Material provided:
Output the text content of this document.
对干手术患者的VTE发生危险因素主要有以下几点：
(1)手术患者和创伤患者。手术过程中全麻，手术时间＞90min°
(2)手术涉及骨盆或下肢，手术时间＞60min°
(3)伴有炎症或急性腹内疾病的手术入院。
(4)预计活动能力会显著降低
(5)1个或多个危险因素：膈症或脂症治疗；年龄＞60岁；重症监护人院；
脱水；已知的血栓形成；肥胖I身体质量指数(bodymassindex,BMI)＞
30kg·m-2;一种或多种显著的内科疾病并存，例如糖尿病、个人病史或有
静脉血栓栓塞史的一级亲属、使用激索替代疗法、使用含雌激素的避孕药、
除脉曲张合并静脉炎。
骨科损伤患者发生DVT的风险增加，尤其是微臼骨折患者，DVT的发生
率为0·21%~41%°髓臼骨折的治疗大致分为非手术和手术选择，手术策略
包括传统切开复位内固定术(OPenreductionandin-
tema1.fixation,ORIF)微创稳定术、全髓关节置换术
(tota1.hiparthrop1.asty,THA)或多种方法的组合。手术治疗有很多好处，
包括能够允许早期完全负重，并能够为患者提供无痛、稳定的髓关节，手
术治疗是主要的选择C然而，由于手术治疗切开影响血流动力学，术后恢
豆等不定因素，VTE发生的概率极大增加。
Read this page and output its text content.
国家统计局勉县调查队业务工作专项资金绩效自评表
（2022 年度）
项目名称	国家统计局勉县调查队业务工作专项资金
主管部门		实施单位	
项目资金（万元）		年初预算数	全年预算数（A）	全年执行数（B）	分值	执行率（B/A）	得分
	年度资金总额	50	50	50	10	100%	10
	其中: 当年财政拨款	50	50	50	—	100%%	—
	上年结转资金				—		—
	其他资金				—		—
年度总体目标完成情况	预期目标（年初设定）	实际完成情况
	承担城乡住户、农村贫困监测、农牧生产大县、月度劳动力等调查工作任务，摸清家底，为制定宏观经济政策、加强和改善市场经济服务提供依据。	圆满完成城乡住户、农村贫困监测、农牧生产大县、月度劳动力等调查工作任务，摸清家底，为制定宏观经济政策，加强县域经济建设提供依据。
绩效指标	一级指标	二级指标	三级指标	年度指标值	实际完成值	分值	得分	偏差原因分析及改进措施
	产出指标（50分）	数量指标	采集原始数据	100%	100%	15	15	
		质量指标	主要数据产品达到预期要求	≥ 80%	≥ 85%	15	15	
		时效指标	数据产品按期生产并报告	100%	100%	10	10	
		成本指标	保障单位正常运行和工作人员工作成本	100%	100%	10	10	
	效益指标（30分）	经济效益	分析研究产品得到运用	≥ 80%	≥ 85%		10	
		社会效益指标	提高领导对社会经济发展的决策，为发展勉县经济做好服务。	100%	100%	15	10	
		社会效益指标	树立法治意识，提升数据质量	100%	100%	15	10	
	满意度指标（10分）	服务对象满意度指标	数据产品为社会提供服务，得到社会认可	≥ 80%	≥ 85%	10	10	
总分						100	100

What to work on: Where a line above includes "text", copy that line.

Answer:
Output the text content of this document.
Read this page and output its text content.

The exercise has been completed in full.